* _What you need to do_: Separate out the lines that hold "مجلس".

* _Listed entries_:
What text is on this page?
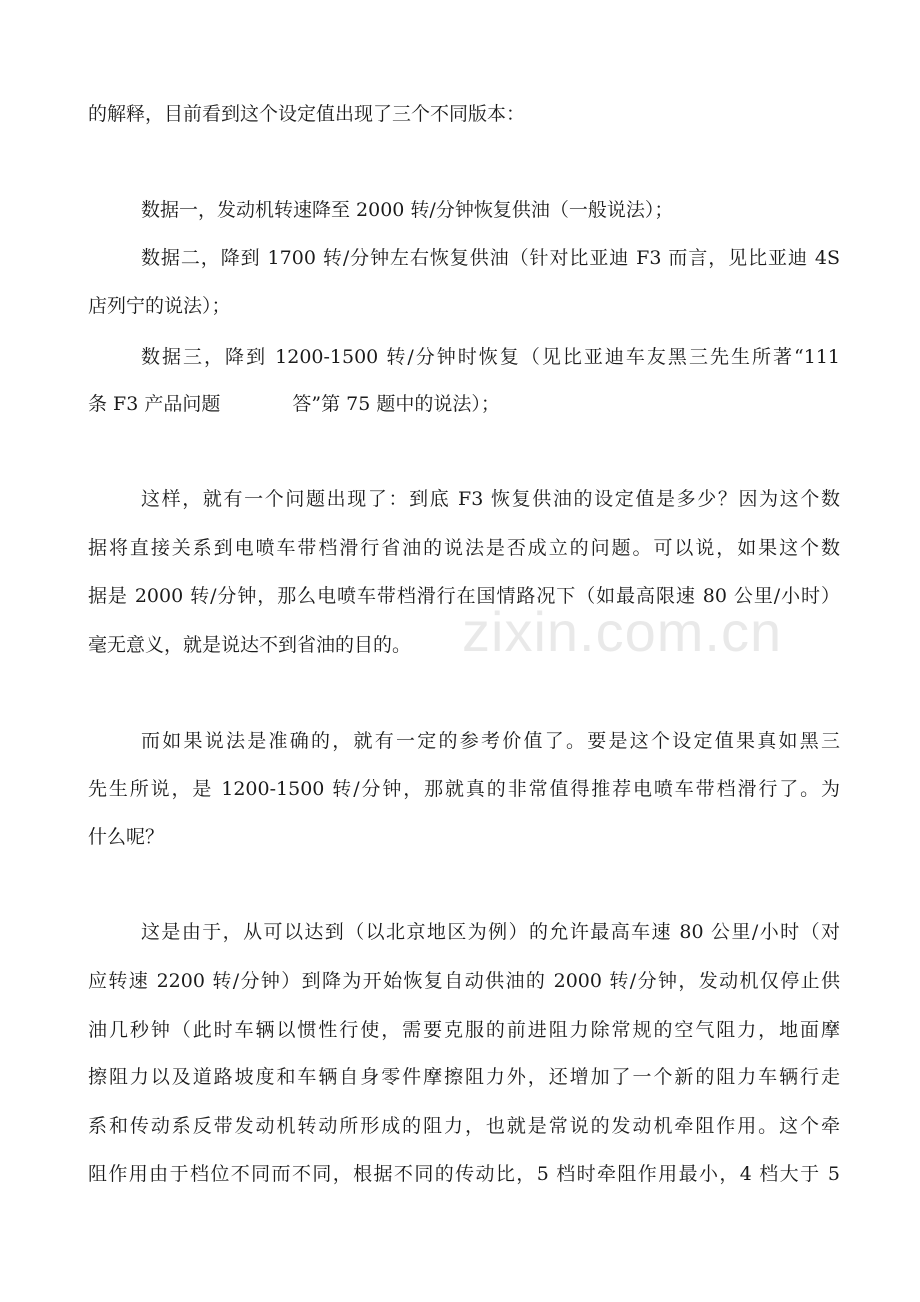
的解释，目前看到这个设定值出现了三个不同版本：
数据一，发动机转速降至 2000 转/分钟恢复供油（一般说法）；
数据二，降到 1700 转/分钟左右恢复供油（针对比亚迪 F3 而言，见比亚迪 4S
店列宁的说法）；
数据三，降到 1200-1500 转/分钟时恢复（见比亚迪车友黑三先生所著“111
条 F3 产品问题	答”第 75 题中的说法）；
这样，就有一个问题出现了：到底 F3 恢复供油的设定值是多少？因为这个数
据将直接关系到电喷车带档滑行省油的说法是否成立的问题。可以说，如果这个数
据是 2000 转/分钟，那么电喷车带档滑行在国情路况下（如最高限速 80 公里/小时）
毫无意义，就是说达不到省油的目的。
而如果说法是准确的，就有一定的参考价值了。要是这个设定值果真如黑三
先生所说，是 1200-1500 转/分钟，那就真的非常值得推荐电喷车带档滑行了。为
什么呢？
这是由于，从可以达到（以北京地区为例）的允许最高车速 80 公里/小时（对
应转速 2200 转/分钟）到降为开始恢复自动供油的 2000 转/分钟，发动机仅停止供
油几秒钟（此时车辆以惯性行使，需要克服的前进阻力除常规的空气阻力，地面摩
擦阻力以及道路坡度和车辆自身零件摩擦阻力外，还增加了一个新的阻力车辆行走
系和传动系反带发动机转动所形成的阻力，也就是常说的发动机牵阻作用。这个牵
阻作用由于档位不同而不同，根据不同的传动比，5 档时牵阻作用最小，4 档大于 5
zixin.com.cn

---

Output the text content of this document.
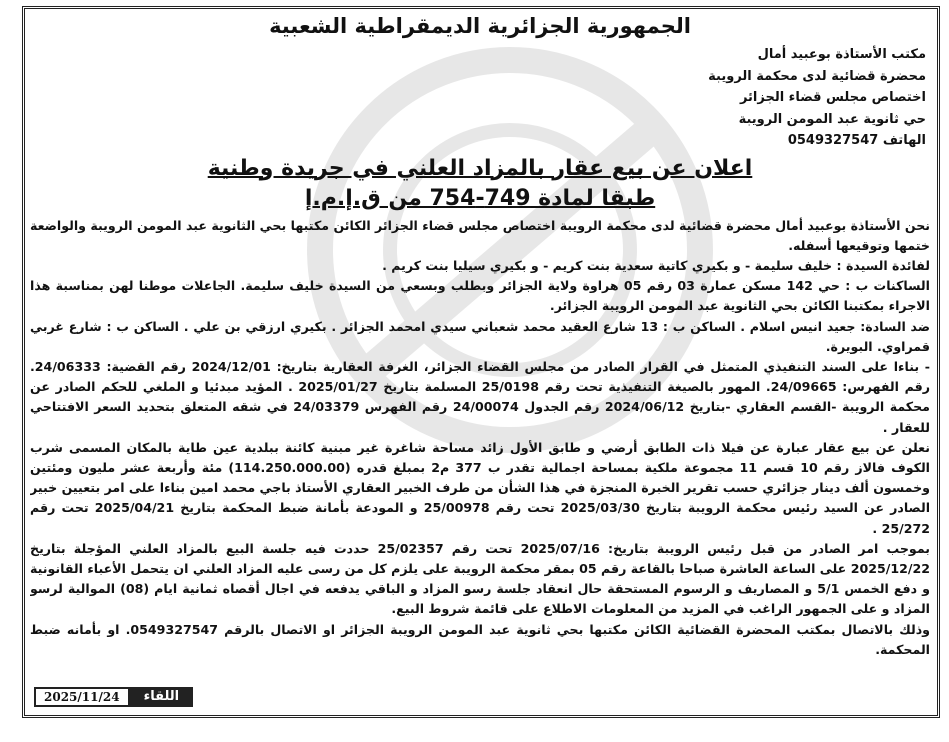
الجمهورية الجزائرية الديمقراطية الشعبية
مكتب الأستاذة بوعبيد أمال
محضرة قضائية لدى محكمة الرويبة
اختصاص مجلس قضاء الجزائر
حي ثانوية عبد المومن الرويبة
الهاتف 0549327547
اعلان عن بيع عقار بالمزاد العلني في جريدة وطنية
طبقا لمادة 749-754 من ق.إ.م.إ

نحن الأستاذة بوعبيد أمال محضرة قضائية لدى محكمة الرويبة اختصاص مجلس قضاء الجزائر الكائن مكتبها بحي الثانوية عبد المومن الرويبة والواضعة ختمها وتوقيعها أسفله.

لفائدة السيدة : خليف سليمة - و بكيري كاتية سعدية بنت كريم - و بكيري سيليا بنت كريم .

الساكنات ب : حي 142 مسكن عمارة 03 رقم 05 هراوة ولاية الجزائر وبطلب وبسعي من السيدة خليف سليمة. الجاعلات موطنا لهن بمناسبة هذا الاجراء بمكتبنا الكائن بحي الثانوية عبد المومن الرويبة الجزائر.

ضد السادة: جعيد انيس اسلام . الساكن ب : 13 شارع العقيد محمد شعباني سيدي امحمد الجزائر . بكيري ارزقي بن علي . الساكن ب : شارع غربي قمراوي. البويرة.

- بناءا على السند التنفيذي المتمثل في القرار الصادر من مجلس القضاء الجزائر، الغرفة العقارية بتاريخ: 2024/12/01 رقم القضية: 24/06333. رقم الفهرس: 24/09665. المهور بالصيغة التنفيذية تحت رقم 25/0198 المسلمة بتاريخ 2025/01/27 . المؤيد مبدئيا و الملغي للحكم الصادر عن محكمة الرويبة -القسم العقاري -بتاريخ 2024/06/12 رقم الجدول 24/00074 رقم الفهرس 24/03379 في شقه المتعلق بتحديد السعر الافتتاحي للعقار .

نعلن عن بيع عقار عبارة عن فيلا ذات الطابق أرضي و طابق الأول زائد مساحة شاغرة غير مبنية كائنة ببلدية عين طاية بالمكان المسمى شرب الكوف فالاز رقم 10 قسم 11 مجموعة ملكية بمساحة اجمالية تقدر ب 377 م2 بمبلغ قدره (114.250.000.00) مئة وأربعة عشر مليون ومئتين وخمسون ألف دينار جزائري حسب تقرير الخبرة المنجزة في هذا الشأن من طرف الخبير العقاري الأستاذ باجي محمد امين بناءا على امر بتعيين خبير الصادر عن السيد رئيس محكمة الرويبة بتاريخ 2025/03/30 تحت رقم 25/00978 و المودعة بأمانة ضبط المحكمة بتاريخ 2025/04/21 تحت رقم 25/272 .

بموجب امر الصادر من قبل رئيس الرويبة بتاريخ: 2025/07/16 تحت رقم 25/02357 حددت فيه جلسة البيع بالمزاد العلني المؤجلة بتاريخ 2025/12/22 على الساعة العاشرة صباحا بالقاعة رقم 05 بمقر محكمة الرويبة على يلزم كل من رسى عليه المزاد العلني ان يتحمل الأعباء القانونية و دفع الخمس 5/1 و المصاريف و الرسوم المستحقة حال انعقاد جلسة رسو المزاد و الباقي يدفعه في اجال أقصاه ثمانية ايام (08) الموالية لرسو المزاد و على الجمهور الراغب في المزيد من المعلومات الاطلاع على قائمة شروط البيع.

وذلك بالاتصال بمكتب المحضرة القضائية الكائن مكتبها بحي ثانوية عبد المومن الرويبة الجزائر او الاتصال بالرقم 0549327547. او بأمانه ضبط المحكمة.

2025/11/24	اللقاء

* _Result below_:
اختصاص مجلس قضاء الجزائر
نحن الأستاذة بوعبيد أمال محضرة قضائية لدى محكمة الرويبة اختصاص مجلس قضاء الجزائر الكائن مكتبها بحي الثانوية عبد المومن الرويبة والواضعة ختمها وتوقيعها أسفله.
- بناءا على السند التنفيذي المتمثل في القرار الصادر من مجلس القضاء الجزائر، الغرفة العقارية بتاريخ: 2024/12/01 رقم القضية: 24/06333. رقم الفهرس: 24/09665. المهور بالصيغة التنفيذية تحت رقم 25/0198 المسلمة بتاريخ 2025/01/27 . المؤيد مبدئيا و الملغي للحكم الصادر عن محكمة الرويبة -القسم العقاري -بتاريخ 2024/06/12 رقم الجدول 24/00074 رقم الفهرس 24/03379 في شقه المتعلق بتحديد السعر الافتتاحي للعقار .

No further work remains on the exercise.